* **What needs to be done**:
Reproduce every entry exactly, without alteration.

## BEGIN Records for processing

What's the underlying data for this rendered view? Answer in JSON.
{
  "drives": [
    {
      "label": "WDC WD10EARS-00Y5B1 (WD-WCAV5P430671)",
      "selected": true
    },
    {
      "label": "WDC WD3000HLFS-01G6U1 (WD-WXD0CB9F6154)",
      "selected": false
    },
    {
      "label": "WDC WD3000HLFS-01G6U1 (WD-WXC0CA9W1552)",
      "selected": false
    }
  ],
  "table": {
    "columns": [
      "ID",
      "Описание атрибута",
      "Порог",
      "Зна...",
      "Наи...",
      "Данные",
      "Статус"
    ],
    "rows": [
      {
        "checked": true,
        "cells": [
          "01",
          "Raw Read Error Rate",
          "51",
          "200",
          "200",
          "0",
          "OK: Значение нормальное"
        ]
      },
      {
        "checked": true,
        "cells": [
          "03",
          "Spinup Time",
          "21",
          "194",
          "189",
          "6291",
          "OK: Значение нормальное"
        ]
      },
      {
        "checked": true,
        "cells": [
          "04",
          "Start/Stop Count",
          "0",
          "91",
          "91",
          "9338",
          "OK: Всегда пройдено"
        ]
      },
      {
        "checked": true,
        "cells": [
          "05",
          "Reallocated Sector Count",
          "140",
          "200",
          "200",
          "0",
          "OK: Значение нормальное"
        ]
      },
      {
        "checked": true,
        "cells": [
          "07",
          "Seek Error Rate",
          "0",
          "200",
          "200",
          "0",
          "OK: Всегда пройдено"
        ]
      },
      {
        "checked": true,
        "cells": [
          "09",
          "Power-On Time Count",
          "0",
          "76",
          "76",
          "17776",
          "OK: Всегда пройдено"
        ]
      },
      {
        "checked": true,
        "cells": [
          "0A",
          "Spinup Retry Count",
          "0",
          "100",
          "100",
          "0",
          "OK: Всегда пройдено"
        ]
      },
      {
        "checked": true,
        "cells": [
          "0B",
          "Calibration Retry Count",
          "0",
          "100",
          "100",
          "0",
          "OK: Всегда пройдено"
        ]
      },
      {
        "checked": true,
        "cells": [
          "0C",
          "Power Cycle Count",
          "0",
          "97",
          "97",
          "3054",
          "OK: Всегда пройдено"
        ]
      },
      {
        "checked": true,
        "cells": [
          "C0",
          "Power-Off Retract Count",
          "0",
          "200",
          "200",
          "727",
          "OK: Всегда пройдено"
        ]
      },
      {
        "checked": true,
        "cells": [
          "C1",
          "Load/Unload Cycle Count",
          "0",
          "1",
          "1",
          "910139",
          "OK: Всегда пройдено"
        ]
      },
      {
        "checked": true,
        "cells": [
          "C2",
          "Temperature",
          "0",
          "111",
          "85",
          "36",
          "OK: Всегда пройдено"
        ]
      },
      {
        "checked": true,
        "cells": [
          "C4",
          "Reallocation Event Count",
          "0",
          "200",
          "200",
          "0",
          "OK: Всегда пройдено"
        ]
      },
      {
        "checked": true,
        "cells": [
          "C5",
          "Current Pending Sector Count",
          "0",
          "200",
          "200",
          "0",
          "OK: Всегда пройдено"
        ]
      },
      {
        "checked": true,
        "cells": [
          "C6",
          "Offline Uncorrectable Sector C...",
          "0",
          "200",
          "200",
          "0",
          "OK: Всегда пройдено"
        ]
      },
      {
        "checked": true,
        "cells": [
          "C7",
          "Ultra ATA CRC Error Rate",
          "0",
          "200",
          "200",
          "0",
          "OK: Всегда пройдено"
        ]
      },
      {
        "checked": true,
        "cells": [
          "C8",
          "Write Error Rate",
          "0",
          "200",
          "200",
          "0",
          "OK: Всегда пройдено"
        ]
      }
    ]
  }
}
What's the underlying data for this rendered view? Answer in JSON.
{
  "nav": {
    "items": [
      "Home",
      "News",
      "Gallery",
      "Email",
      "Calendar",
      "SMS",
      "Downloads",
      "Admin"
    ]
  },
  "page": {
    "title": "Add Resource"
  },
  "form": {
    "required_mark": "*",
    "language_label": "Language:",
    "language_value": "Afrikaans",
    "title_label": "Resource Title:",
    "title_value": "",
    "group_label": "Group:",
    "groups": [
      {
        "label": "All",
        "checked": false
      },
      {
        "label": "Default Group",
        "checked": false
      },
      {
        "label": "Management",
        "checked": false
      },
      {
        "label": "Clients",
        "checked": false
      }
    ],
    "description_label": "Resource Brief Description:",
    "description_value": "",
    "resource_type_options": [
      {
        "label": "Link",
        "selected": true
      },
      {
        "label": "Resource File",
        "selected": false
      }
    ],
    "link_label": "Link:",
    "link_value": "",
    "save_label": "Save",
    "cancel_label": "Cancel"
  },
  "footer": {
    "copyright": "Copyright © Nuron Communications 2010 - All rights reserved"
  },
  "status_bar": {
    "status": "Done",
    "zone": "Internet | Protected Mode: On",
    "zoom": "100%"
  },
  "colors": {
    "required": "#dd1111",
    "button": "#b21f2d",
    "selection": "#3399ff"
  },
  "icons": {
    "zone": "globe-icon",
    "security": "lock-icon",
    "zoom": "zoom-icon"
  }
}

## END Records for processing

* **Reply**:
What's the underlying data for this rendered view? Answer in JSON.
{
  "drives": [
    {
      "label": "WDC WD10EARS-00Y5B1 (WD-WCAV5P430671)",
      "selected": true
    },
    {
      "label": "WDC WD3000HLFS-01G6U1 (WD-WXD0CB9F6154)",
      "selected": false
    },
    {
      "label": "WDC WD3000HLFS-01G6U1 (WD-WXC0CA9W1552)",
      "selected": false
    }
  ],
  "table": {
    "columns": [
      "ID",
      "Описание атрибута",
      "Порог",
      "Зна...",
      "Наи...",
      "Данные",
      "Статус"
    ],
    "rows": [
      {
        "checked": true,
        "cells": [
          "01",
          "Raw Read Error Rate",
          "51",
          "200",
          "200",
          "0",
          "OK: Значение нормальное"
        ]
      },
      {
        "checked": true,
        "cells": [
          "03",
          "Spinup Time",
          "21",
          "194",
          "189",
          "6291",
          "OK: Значение нормальное"
        ]
      },
      {
        "checked": true,
        "cells": [
          "04",
          "Start/Stop Count",
          "0",
          "91",
          "91",
          "9338",
          "OK: Всегда пройдено"
        ]
      },
      {
        "checked": true,
        "cells": [
          "05",
          "Reallocated Sector Count",
          "140",
          "200",
          "200",
          "0",
          "OK: Значение нормальное"
        ]
      },
      {
        "checked": true,
        "cells": [
          "07",
          "Seek Error Rate",
          "0",
          "200",
          "200",
          "0",
          "OK: Всегда пройдено"
        ]
      },
      {
        "checked": true,
        "cells": [
          "09",
          "Power-On Time Count",
          "0",
          "76",
          "76",
          "17776",
          "OK: Всегда пройдено"
        ]
      },
      {
        "checked": true,
        "cells": [
          "0A",
          "Spinup Retry Count",
          "0",
          "100",
          "100",
          "0",
          "OK: Всегда пройдено"
        ]
      },
      {
        "checked": true,
        "cells": [
          "0B",
          "Calibration Retry Count",
          "0",
          "100",
          "100",
          "0",
          "OK: Всегда пройдено"
        ]
      },
      {
        "checked": true,
        "cells": [
          "0C",
          "Power Cycle Count",
          "0",
          "97",
          "97",
          "3054",
          "OK: Всегда пройдено"
        ]
      },
      {
        "checked": true,
        "cells": [
          "C0",
          "Power-Off Retract Count",
          "0",
          "200",
          "200",
          "727",
          "OK: Всегда пройдено"
        ]
      },
      {
        "checked": true,
        "cells": [
          "C1",
          "Load/Unload Cycle Count",
          "0",
          "1",
          "1",
          "910139",
          "OK: Всегда пройдено"
        ]
      },
      {
        "checked": true,
        "cells": [
          "C2",
          "Temperature",
          "0",
          "111",
          "85",
          "36",
          "OK: Всегда пройдено"
        ]
      },
      {
        "checked": true,
        "cells": [
          "C4",
          "Reallocation Event Count",
          "0",
          "200",
          "200",
          "0",
          "OK: Всегда пройдено"
        ]
      },
      {
        "checked": true,
        "cells": [
          "C5",
          "Current Pending Sector Count",
          "0",
          "200",
          "200",
          "0",
          "OK: Всегда пройдено"
        ]
      },
      {
        "checked": true,
        "cells": [
          "C6",
          "Offline Uncorrectable Sector C...",
          "0",
          "200",
          "200",
          "0",
          "OK: Всегда пройдено"
        ]
      },
      {
        "checked": true,
        "cells": [
          "C7",
          "Ultra ATA CRC Error Rate",
          "0",
          "200",
          "200",
          "0",
          "OK: Всегда пройдено"
        ]
      },
      {
        "checked": true,
        "cells": [
          "C8",
          "Write Error Rate",
          "0",
          "200",
          "200",
          "0",
          "OK: Всегда пройдено"
        ]
      }
    ]
  }
}
What's the underlying data for this rendered view? Answer in JSON.
{
  "nav": {
    "items": [
      "Home",
      "News",
      "Gallery",
      "Email",
      "Calendar",
      "SMS",
      "Downloads",
      "Admin"
    ]
  },
  "page": {
    "title": "Add Resource"
  },
  "form": {
    "required_mark": "*",
    "language_label": "Language:",
    "language_value": "Afrikaans",
    "title_label": "Resource Title:",
    "title_value": "",
    "group_label": "Group:",
    "groups": [
      {
        "label": "All",
        "checked": false
      },
      {
        "label": "Default Group",
        "checked": false
      },
      {
        "label": "Management",
        "checked": false
      },
      {
        "label": "Clients",
        "checked": false
      }
    ],
    "description_label": "Resource Brief Description:",
    "description_value": "",
    "resource_type_options": [
      {
        "label": "Link",
        "selected": true
      },
      {
        "label": "Resource File",
        "selected": false
      }
    ],
    "link_label": "Link:",
    "link_value": "",
    "save_label": "Save",
    "cancel_label": "Cancel"
  },
  "footer": {
    "copyright": "Copyright © Nuron Communications 2010 - All rights reserved"
  },
  "status_bar": {
    "status": "Done",
    "zone": "Internet | Protected Mode: On",
    "zoom": "100%"
  },
  "colors": {
    "required": "#dd1111",
    "button": "#b21f2d",
    "selection": "#3399ff"
  },
  "icons": {
    "zone": "globe-icon",
    "security": "lock-icon",
    "zoom": "zoom-icon"
  }
}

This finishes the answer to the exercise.